■ **Tasks to complete**
**A.** In the summary of the Seventh Circuit's TILA ruling, list each date on which the Borrower says he notified the Bank that he was rescinding the loan.
**B.** Carry on the summary of the Seventh Circuit's TILA ruling from its last sentence.

■ **Text to read**
◆ ◆ ◆ ◆ ◆
FYI: 7th Cir Holds TILA Claim for Failing to Rescind After Notice Was Time-Barred by 1Year SOL

The U.S. Court of Appeals for the Seventh Circuit recently held that, following the confirmation of a foreclosure sale in Illinois, the only remedy available to a borrower under 15 U.S.C. § 1635 was damages, and therefore the one year limitation period under 15 U.S.C. § 1640(e) applied and his claims were barred despite the fact that he provided rescission notices within three years of the loan closing, and despite the fact that the parties engaged in back-and-forth communications after the demands were first sent.

 

Accordingly, the Seventh Circuit affirmed the dismissal of the borrower's claims by the trial court.

 

A copy of the opinion is available at:  Link to Opinion

 

In 2007, the defendant ("Mortgagee") extended a loan to the plaintiff ("Borrower"), which loan was secured by a mortgage on his home.   On August 15, 2008; April 16, 2009; and June 17, 2010, the Borrower alleges he notified the Bank that he was rescinding the loan under the federal Truth in Lending Act ("TILA"), 15 U.S.C. § 1635.
◆ ◆ ◆ ◆ ◆
■ **Dataset**
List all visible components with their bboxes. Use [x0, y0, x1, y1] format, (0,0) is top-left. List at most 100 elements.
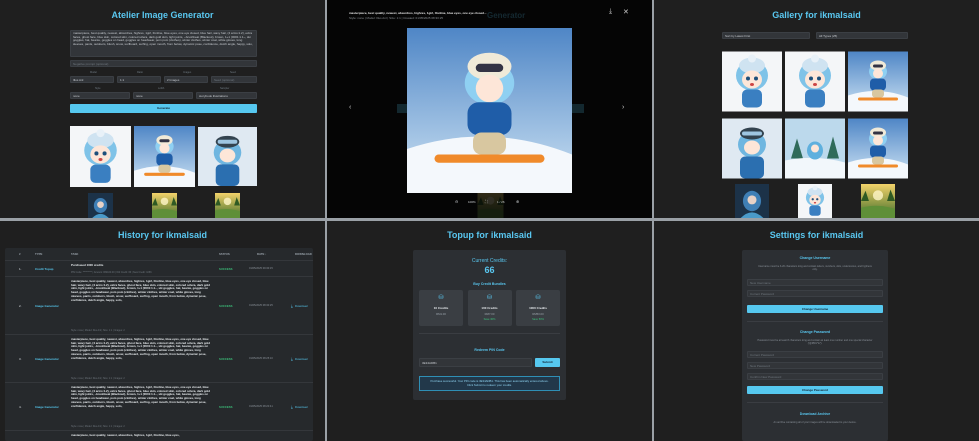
- row-task: masterpiece, best quality, newest, absur…: [71, 385, 210, 408]
- row-date: 01/05/2025 08:30:25: [249, 304, 273, 307]
- download-link[interactable]: Download: [295, 405, 307, 409]
- divider: [747, 321, 883, 322]
- credits-label: Current Credits:: [471, 258, 508, 264]
- gallery-image[interactable]: [848, 50, 908, 113]
- lora-select[interactable]: none: [133, 92, 193, 99]
- credit-bundle-card[interactable]: ⛁ 1000 Credits RM50.00 Save 50%: [516, 290, 560, 326]
- row-task-meta: Style: none | Model: Illus Anl | Size: 1…: [71, 425, 125, 428]
- coin-icon: ⛁: [535, 295, 541, 301]
- row-type[interactable]: Image Generator: [35, 357, 59, 361]
- gallery-image[interactable]: [848, 184, 908, 218]
- result-image[interactable]: [198, 193, 257, 218]
- type-filter-select[interactable]: All Types (25): [816, 32, 908, 39]
- change-password-button[interactable]: Change Password: [747, 386, 883, 394]
- password-description: Password must be at least 8 characters l…: [757, 339, 873, 346]
- row-task: Purchased 1000 credits: [71, 263, 104, 267]
- confirm-password-field[interactable]: Confirm New Password: [747, 373, 883, 380]
- bundle-bonus: Save 30%: [483, 318, 496, 321]
- gallery-image[interactable]: [848, 117, 908, 180]
- pin-code-input[interactable]: 3E34ADB1: [419, 358, 532, 367]
- prompt-textarea[interactable]: masterpiece, best quality, newest, absur…: [70, 30, 257, 57]
- gallery-image[interactable]: [785, 50, 845, 113]
- gallery-image[interactable]: [722, 50, 782, 113]
- result-image[interactable]: [70, 193, 131, 218]
- sort-select[interactable]: Sort by Latest First: [722, 32, 810, 39]
- table-row: 4. Image Generator masterpiece, best quali…: [5, 382, 313, 430]
- sampler-select[interactable]: storybook illustrations: [196, 92, 257, 99]
- zoom-level: 100%: [468, 200, 476, 204]
- lightbox-panel: Generator masterpiece, best quality, new…: [327, 0, 652, 218]
- table-row: 2. Image Generator masterpiece, best quali…: [5, 276, 313, 334]
- generate-button[interactable]: Generate: [70, 104, 257, 113]
- download-link[interactable]: Download: [295, 357, 307, 361]
- topup-panel: Topup for ikmalsaid Current Credits: 66 …: [327, 221, 652, 441]
- download-icon[interactable]: ⤓: [291, 356, 293, 361]
- page-title: Settings for ikmalsaid: [769, 230, 864, 240]
- username-description: Username must be 3-20 characters long an…: [758, 265, 872, 272]
- username-section-title: Change Username: [799, 256, 831, 260]
- status-badge: SUCCESS: [219, 357, 233, 361]
- credit-bundle-card[interactable]: ⛁ 10 Credits RM1.00: [419, 290, 463, 326]
- result-image[interactable]: [198, 124, 257, 189]
- close-icon[interactable]: ✕: [623, 8, 629, 16]
- download-icon[interactable]: ⤓: [609, 8, 612, 16]
- redeem-title: Redeem PIN Code: [474, 348, 505, 352]
- previous-arrow-icon[interactable]: ‹: [349, 104, 351, 111]
- table-header: # TYPE TASK STATUS DATE ↓ DOWNLOAD: [5, 252, 313, 258]
- current-password-input[interactable]: Current Password: [747, 290, 883, 297]
- result-image[interactable]: [70, 124, 131, 189]
- generator-panel: Atelier Image Generator masterpiece, bes…: [0, 0, 325, 218]
- bundle-bonus: Save 50%: [532, 318, 544, 321]
- row-task-meta: Style: none | Model: Illus Anl | Size: 1…: [71, 329, 125, 332]
- zoom-out-icon[interactable]: ⊖: [455, 200, 458, 204]
- style-select[interactable]: none: [70, 92, 130, 99]
- status-badge: SUCCESS: [219, 405, 233, 409]
- lightbox-meta: Style: none | Model: Illus Anl | Size: 1…: [349, 16, 444, 20]
- purchase-notice: Purchase successful. Your PIN code is 3E…: [419, 376, 560, 391]
- seed-input[interactable]: Seed (optional): [211, 76, 257, 83]
- archive-section-title: Download Archive: [799, 412, 831, 416]
- row-type[interactable]: Credit Topup: [35, 267, 53, 271]
- page-title: Atelier Image Generator: [111, 10, 214, 20]
- negative-prompt-input[interactable]: Negative prompt (optional): [70, 60, 257, 67]
- page-title: Topup for ikmalsaid: [447, 230, 532, 240]
- new-username-input[interactable]: New Username: [747, 279, 883, 286]
- submit-button[interactable]: Submit: [535, 358, 560, 367]
- download-link[interactable]: Download: [295, 304, 307, 308]
- history-table-wrapper: # TYPE TASK STATUS DATE ↓ DOWNLOAD 1. Credit T…: [5, 248, 313, 441]
- result-image[interactable]: [134, 193, 195, 218]
- model-label: Model: [90, 71, 97, 74]
- download-icon[interactable]: ⤓: [291, 303, 293, 308]
- current-password-field[interactable]: Current Password: [747, 351, 883, 358]
- next-arrow-icon[interactable]: ›: [622, 104, 624, 111]
- row-task-meta: Style: none | Model: Illus Anl | Size: 1…: [71, 377, 125, 380]
- row-type[interactable]: Image Generator: [35, 304, 59, 308]
- lora-label: LoRA: [158, 87, 165, 90]
- row-number: 1.: [19, 267, 22, 271]
- credits-value: 66: [484, 265, 495, 275]
- gallery-image[interactable]: [785, 184, 845, 218]
- zoom-in-icon[interactable]: ⊕: [516, 200, 519, 204]
- new-password-field[interactable]: New Password: [747, 362, 883, 369]
- style-label: Style: [95, 87, 101, 90]
- result-image[interactable]: [134, 124, 195, 189]
- gallery-image[interactable]: [785, 117, 845, 180]
- bundle-price: RM7.00: [484, 312, 495, 316]
- row-task: masterpiece, best quality, newest, absur…: [71, 433, 180, 437]
- credit-bundle-card[interactable]: ⛁ 100 Credits RM7.00 Save 30%: [467, 290, 512, 326]
- row-type[interactable]: Image Generator: [35, 405, 59, 409]
- archive-description: An archive containing all of your images…: [773, 421, 857, 424]
- ratio-select[interactable]: 1:1: [117, 76, 161, 83]
- password-section-title: Change Password: [799, 330, 831, 334]
- image-count-select[interactable]: 2 Images: [164, 76, 208, 83]
- gallery-image[interactable]: [722, 117, 782, 180]
- sampler-label: Sampler: [220, 87, 230, 90]
- gallery-image[interactable]: [722, 184, 782, 218]
- row-number: 3.: [19, 357, 22, 361]
- download-icon[interactable]: ⤓: [291, 404, 293, 409]
- fit-screen-icon[interactable]: ⛶: [485, 200, 488, 204]
- change-username-button[interactable]: Change Username: [747, 305, 883, 313]
- model-select[interactable]: Illus Anl: [70, 76, 114, 83]
- column-header[interactable]: DATE ↓: [257, 252, 267, 256]
- lightbox-caption: masterpiece, best quality, newest, absur…: [349, 11, 487, 15]
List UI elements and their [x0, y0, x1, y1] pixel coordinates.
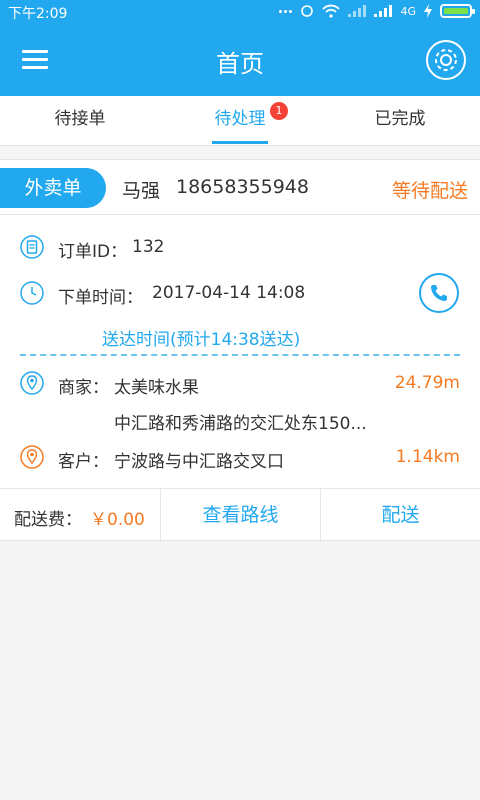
- phone-icon: [431, 285, 447, 301]
- merchant-address: 中汇路和秀浦路的交汇处东150...: [114, 414, 367, 434]
- settings-icon: [435, 49, 457, 71]
- order-card-body: 订单ID： 132 下单时间： 2017-04-14 14:08 送达时间(预计…: [0, 215, 480, 489]
- customer-location-icon: [20, 445, 44, 469]
- tab-label: 待处理: [214, 109, 266, 129]
- delivery-eta: 送达时间(预计14:38送达): [102, 330, 301, 350]
- app-header: 首页: [0, 24, 480, 96]
- deliver-button[interactable]: 配送: [320, 489, 480, 541]
- merchant-name: 太美味水果: [114, 378, 199, 398]
- alarm-icon: [301, 5, 314, 17]
- order-doc-icon: [20, 235, 44, 259]
- customer-distance: 1.14km: [395, 447, 460, 467]
- tab-label: 已完成: [374, 109, 426, 129]
- more-dots-icon: [279, 9, 293, 13]
- status-icons: 4G: [279, 4, 475, 18]
- customer-name: 马强: [122, 180, 161, 202]
- tab-label: 待接单: [54, 109, 106, 129]
- order-time-label: 下单时间：: [58, 288, 143, 308]
- delivery-fee-label: 配送费：: [14, 510, 82, 530]
- dashed-divider: [20, 354, 460, 356]
- customer-address: 宁波路与中汇路交叉口: [114, 452, 284, 472]
- battery-icon: [440, 4, 475, 18]
- order-id-label: 订单ID：: [58, 242, 128, 262]
- customer-phone: 18658355948: [176, 176, 309, 198]
- tab-pending-accept[interactable]: 待接单: [0, 96, 160, 146]
- tab-count-badge: 1: [270, 102, 288, 120]
- signal-icon: [348, 5, 367, 17]
- order-status: 等待配送: [391, 180, 468, 202]
- charging-icon: [424, 4, 432, 18]
- tab-completed[interactable]: 已完成: [320, 96, 480, 146]
- status-time: 下午2:09: [8, 6, 68, 22]
- signal-icon-2: [374, 5, 393, 17]
- order-card-footer: 配送费： ￥0.00 查看路线 配送: [0, 489, 480, 541]
- clock-icon: [20, 281, 44, 305]
- delivery-fee-value: ￥0.00: [90, 510, 145, 530]
- merchant-label: 商家：: [58, 378, 109, 398]
- customer-label: 客户：: [58, 452, 109, 472]
- status-bar: 下午2:09 4G: [0, 0, 480, 24]
- order-id-value: 132: [132, 237, 165, 257]
- order-type-tag: 外卖单: [0, 168, 106, 208]
- order-time-value: 2017-04-14 14:08: [152, 283, 306, 303]
- network-type: 4G: [400, 4, 416, 18]
- merchant-distance: 24.79m: [394, 373, 460, 393]
- view-route-button[interactable]: 查看路线: [160, 489, 320, 541]
- merchant-location-icon: [20, 371, 44, 395]
- wifi-icon: [322, 4, 341, 18]
- tab-pending-process[interactable]: 待处理 1: [160, 96, 320, 146]
- settings-button[interactable]: [426, 40, 466, 80]
- page-title: 首页: [216, 50, 264, 78]
- call-button[interactable]: [419, 273, 459, 313]
- tab-underline: [212, 141, 268, 144]
- order-tabs: 待接单 待处理 1 已完成: [0, 96, 480, 146]
- order-card-header: 外卖单 马强 18658355948 等待配送: [0, 159, 480, 215]
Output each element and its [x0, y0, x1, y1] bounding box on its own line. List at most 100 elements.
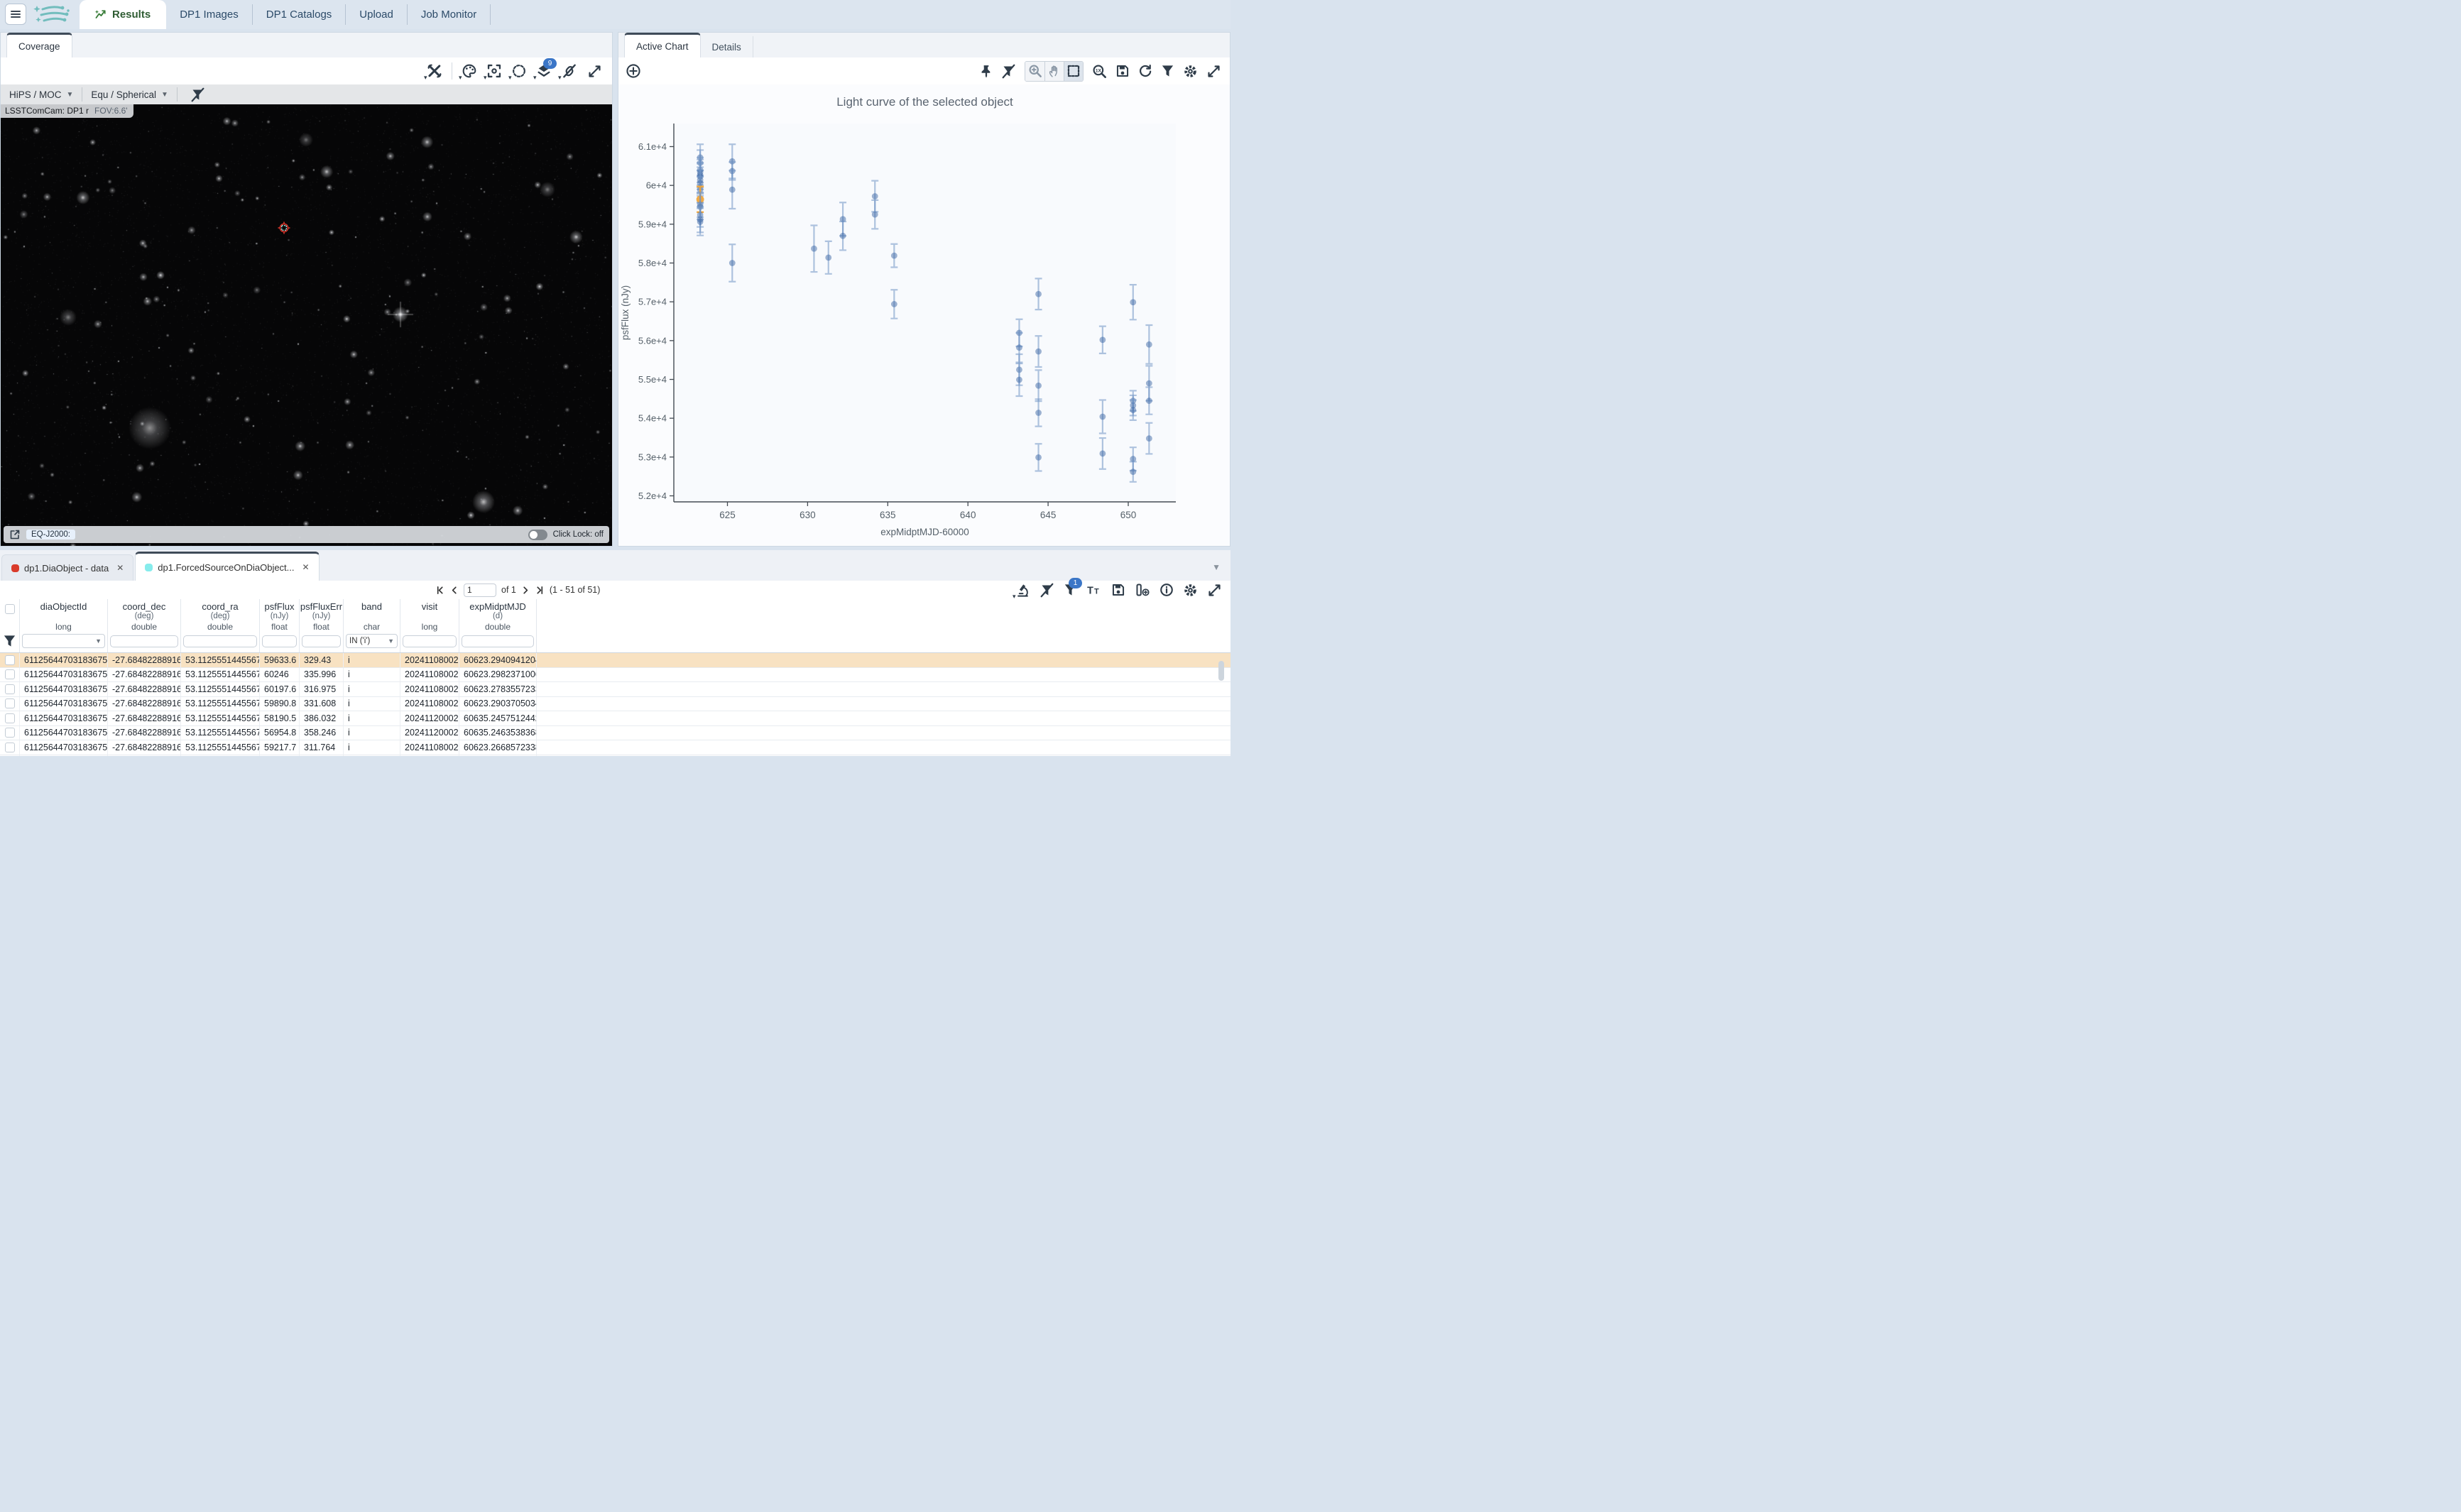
◆ ◆ ◆ ◆ ◆
■ **Answers below**
**A.** August 15, 2008; April 16, 2009; June 17, 2010

**B.**
 

As you may recall, section 1635 provides borrowers with the right to rescind certain consumer credit transactions secured by a borrower's principal dwelling.  Where applicable, the borrower may rescind such a transaction for any reason within three days of the loan closing, and for some reasons within three years of the loan closing.

 

The Mortgagee allegedly ignored the first two rescission notices from the Borrower and rejected the third.   The Mortgagee later filed a foreclosure action in Illinois state court in 2011, and obtained a final judgment confirming the foreclosure sale on March 23, 2016. 

 

The Borrower subsequently filed a lawsuit in federal court seeking to declare that the state court's ruling the foreclosure was erroneous.   After the trial court dismissed the Borrower's complaint as barred by the statute of limitations, he appealed to the Seventh Circuit.

 

On appeal, the Seventh Circuit first noted that under the Rooker-Feldman doctrine, federal trial courts generally lack the authority to revise the judgments of state courts.  The Court noted that the Borrower asked "the district court to declare that the state court's decision was erroneous, but that would have been an advisory opinion – a legal declaration that could not affect anyone's rights." 

 

The Court further noted that "there remains the possibility of relief that takes as a given the judgment in the state litigation that would not be problematic under the Rooker-Feldman doctrine," but "might be problematic as a matter of issue or claim preclusion."  However, the Mortgagee did not assert issue or claim preclusion, and therefore the issue was not relevant to the appeal.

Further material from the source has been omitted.